→ Required work
Return only these lines: the one that contains "Parse this screenshot: output" and every line after it through the end of the listing, exactly, without pictures.

+---+

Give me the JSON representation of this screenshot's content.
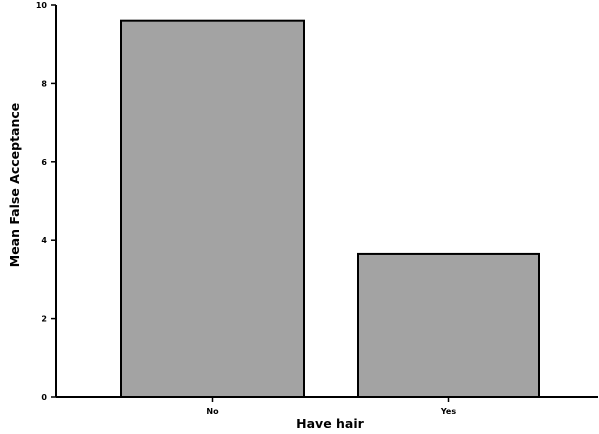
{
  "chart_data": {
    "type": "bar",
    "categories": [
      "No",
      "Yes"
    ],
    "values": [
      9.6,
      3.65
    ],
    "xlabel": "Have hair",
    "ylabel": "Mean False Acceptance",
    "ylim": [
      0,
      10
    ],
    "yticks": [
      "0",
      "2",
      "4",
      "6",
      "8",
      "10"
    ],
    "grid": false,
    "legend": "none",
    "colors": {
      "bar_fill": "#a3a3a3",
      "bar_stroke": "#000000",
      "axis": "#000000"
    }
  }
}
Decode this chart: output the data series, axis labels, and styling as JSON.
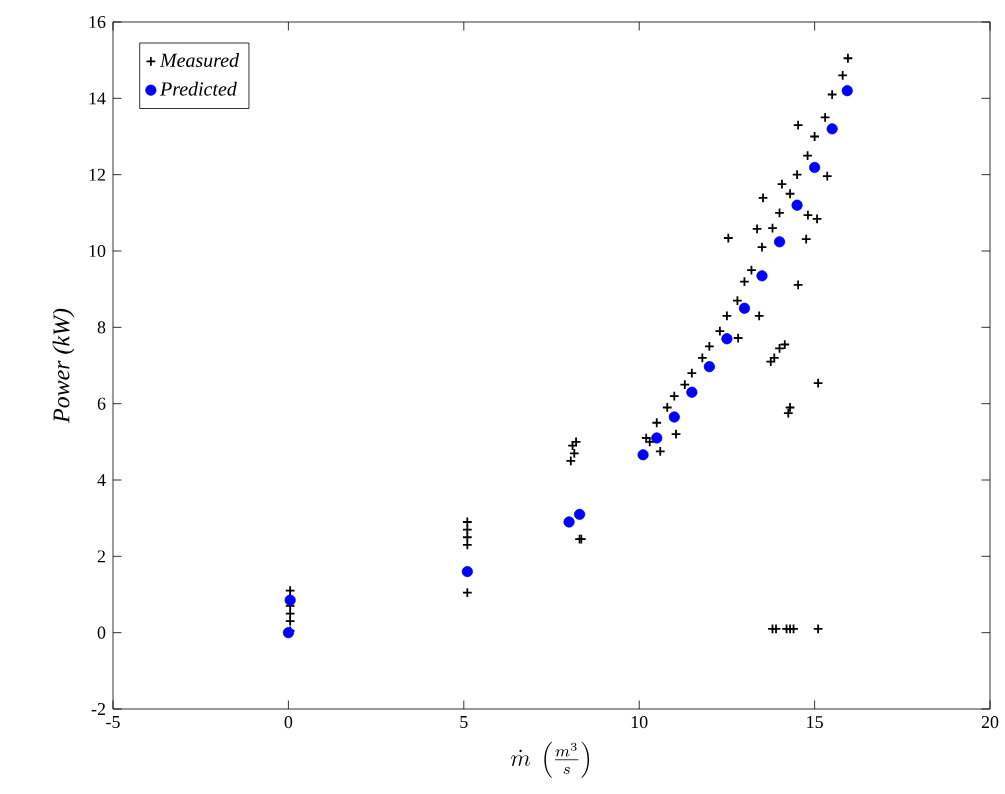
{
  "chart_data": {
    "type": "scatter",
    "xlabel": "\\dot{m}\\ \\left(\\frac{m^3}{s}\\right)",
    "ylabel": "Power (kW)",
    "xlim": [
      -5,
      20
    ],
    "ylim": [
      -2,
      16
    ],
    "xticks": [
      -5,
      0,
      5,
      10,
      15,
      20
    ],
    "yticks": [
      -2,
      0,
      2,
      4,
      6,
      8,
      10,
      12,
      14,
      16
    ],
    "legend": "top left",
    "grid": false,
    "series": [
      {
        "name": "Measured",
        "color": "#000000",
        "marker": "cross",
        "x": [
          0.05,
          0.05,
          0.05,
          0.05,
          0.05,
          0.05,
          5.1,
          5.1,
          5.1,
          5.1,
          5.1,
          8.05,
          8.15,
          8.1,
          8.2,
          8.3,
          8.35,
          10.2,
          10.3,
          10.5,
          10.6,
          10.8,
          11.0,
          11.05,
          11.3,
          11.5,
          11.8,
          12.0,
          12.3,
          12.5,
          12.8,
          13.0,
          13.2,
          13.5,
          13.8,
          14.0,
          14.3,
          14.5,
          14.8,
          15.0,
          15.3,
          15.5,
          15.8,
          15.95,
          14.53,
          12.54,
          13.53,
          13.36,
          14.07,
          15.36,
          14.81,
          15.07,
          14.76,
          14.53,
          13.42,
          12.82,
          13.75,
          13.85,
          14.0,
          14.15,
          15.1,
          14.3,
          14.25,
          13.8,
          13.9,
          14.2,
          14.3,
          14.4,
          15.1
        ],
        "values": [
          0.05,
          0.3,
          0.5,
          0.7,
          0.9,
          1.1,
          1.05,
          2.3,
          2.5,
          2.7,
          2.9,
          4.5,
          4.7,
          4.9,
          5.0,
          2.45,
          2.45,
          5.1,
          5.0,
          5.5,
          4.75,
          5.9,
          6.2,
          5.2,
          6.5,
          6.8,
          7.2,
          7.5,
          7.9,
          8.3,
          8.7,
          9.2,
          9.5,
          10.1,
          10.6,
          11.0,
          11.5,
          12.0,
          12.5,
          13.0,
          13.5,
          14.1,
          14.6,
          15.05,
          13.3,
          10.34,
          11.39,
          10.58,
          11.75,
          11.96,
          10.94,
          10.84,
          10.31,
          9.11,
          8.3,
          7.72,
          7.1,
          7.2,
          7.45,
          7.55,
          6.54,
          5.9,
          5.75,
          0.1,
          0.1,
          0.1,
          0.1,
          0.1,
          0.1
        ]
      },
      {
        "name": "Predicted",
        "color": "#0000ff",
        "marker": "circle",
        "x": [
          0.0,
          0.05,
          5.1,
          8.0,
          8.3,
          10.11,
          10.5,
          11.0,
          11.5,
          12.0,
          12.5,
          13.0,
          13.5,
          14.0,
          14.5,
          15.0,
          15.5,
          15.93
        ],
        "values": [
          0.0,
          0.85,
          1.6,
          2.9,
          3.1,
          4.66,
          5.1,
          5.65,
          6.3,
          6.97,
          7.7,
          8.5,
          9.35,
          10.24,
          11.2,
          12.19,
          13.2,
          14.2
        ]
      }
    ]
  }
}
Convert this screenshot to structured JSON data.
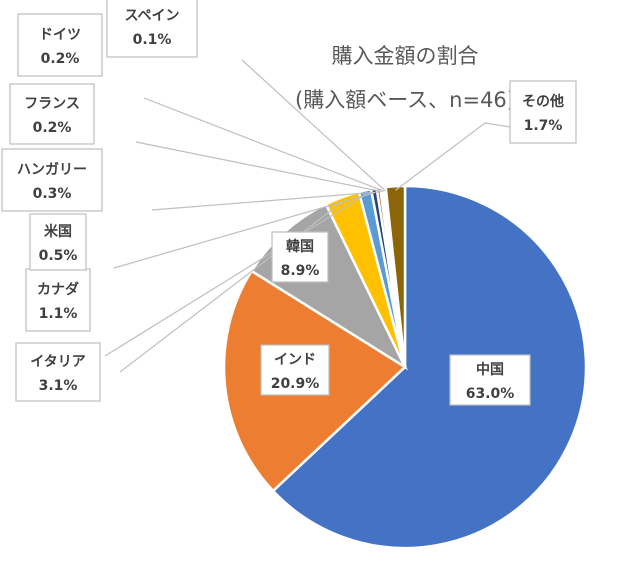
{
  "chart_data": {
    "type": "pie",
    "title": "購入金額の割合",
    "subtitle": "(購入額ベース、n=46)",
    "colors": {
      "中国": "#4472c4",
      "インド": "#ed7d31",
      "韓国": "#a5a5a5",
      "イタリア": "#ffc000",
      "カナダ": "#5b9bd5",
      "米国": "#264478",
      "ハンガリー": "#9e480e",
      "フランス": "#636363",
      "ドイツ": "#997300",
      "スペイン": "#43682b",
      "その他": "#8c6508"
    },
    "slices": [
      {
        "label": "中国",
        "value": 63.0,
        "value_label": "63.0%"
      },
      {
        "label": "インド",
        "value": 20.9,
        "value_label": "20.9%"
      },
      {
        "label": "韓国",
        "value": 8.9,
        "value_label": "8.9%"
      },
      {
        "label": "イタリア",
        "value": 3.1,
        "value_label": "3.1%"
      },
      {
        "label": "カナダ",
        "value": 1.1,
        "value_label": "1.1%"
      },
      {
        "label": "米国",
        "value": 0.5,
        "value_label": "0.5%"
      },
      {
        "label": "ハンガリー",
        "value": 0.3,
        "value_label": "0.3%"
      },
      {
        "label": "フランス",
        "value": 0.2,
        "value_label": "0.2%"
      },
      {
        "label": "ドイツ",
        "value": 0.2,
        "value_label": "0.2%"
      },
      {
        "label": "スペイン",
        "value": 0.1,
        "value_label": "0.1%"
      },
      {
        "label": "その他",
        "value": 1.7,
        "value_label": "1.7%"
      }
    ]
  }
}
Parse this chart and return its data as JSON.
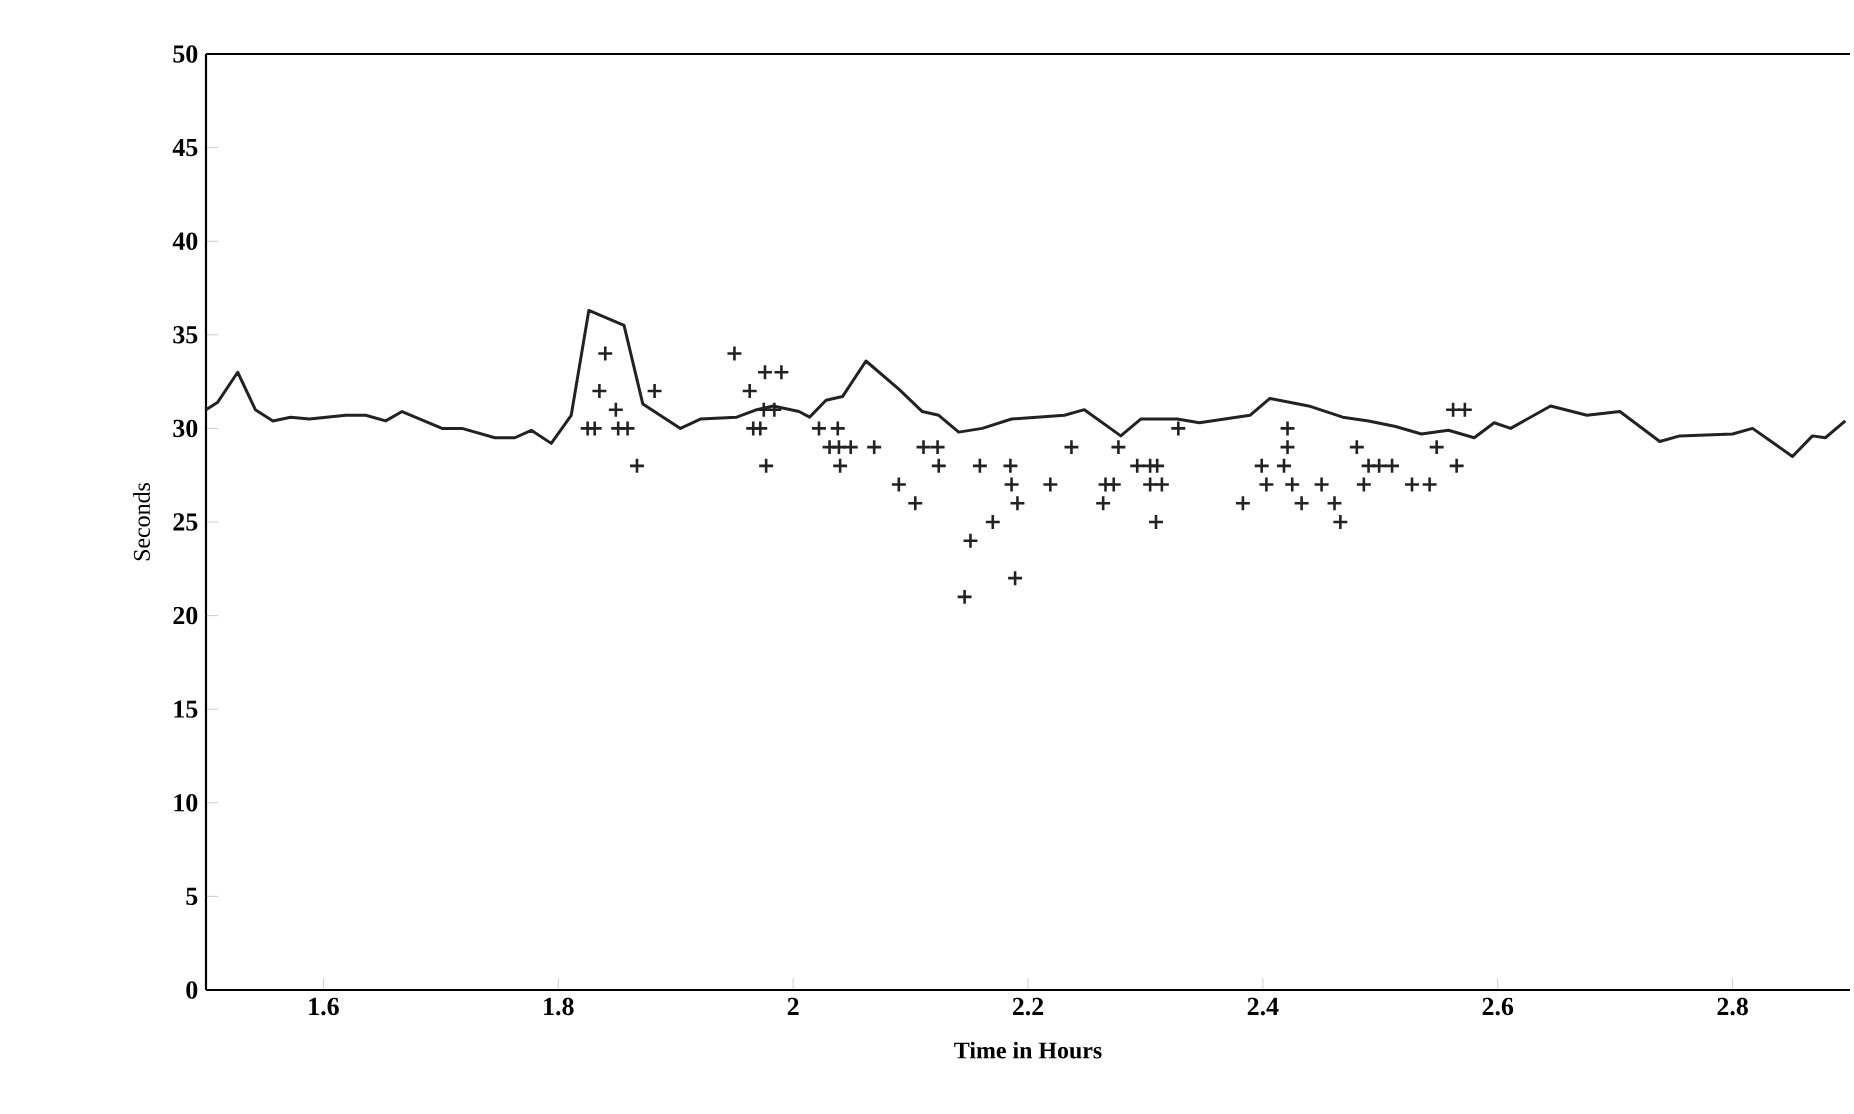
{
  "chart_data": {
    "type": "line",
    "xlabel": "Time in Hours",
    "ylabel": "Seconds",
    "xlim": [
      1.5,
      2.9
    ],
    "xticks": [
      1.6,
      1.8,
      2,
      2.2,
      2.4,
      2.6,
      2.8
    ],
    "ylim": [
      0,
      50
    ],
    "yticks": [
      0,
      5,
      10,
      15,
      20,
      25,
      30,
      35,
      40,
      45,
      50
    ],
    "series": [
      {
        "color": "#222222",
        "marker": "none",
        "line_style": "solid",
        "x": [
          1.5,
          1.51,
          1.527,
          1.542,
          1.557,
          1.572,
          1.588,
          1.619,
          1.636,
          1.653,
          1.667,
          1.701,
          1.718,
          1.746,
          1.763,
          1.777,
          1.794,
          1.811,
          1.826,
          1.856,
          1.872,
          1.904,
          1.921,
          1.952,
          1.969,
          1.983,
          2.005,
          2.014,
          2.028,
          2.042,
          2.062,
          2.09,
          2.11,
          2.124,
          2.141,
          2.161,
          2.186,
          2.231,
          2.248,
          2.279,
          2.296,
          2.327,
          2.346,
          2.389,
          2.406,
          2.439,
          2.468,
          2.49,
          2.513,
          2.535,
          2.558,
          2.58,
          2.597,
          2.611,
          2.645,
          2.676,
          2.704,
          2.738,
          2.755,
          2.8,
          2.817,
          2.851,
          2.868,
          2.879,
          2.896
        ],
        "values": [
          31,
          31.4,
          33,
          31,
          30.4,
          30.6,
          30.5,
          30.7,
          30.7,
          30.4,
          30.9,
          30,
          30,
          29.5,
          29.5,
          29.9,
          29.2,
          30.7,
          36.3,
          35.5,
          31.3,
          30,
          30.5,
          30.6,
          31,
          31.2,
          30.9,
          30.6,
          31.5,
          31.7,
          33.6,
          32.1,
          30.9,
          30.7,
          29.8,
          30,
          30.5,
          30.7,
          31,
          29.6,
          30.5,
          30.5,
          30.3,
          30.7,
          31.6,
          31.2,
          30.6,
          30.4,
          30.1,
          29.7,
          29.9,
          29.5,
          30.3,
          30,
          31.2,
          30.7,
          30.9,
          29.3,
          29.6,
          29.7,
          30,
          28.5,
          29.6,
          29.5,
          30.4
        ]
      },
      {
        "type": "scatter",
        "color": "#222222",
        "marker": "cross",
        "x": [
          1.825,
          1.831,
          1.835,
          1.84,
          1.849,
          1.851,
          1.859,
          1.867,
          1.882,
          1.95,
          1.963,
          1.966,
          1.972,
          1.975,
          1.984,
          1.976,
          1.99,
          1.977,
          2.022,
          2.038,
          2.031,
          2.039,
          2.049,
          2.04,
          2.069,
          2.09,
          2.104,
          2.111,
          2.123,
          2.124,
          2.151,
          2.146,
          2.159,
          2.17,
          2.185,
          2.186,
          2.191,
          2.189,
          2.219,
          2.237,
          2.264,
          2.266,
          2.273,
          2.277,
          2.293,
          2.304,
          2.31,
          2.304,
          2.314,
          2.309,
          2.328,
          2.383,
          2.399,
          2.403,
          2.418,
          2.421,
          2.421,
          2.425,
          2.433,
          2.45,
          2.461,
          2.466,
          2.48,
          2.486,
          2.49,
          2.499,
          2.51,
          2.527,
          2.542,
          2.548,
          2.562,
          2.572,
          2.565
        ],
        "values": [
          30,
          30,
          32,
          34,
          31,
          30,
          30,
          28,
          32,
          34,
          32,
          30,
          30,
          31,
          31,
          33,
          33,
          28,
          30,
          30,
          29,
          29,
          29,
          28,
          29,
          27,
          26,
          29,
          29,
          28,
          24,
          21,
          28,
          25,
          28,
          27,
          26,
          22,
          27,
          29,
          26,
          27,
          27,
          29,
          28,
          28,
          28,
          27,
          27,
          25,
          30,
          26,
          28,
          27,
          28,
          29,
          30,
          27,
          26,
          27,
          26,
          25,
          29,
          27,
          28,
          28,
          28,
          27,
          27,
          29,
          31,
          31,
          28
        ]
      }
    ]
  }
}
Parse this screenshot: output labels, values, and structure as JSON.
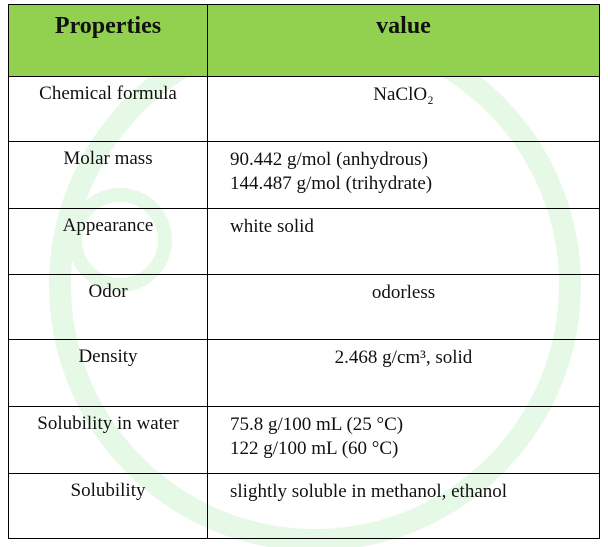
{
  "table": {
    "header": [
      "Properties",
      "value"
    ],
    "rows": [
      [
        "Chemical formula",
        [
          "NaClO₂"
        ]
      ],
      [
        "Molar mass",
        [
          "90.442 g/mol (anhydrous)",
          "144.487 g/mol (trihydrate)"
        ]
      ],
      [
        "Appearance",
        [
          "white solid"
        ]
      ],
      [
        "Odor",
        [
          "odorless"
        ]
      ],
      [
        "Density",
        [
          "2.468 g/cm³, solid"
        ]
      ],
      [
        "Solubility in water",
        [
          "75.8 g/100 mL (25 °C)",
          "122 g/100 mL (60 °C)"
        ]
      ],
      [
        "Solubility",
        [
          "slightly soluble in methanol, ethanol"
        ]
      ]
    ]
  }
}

+---+

→ Exercise output
Parse this screenshot: output labels, values, and structure as JSON.
{
  "table": {
    "header": [
      "Properties",
      "value"
    ],
    "rows": [
      [
        "Chemical formula",
        [
          "NaClO₂"
        ]
      ],
      [
        "Molar mass",
        [
          "90.442 g/mol (anhydrous)",
          "144.487 g/mol (trihydrate)"
        ]
      ],
      [
        "Appearance",
        [
          "white solid"
        ]
      ],
      [
        "Odor",
        [
          "odorless"
        ]
      ],
      [
        "Density",
        [
          "2.468 g/cm³, solid"
        ]
      ],
      [
        "Solubility in water",
        [
          "75.8 g/100 mL (25 °C)",
          "122 g/100 mL (60 °C)"
        ]
      ],
      [
        "Solubility",
        [
          "slightly soluble in methanol, ethanol"
        ]
      ]
    ]
  }
}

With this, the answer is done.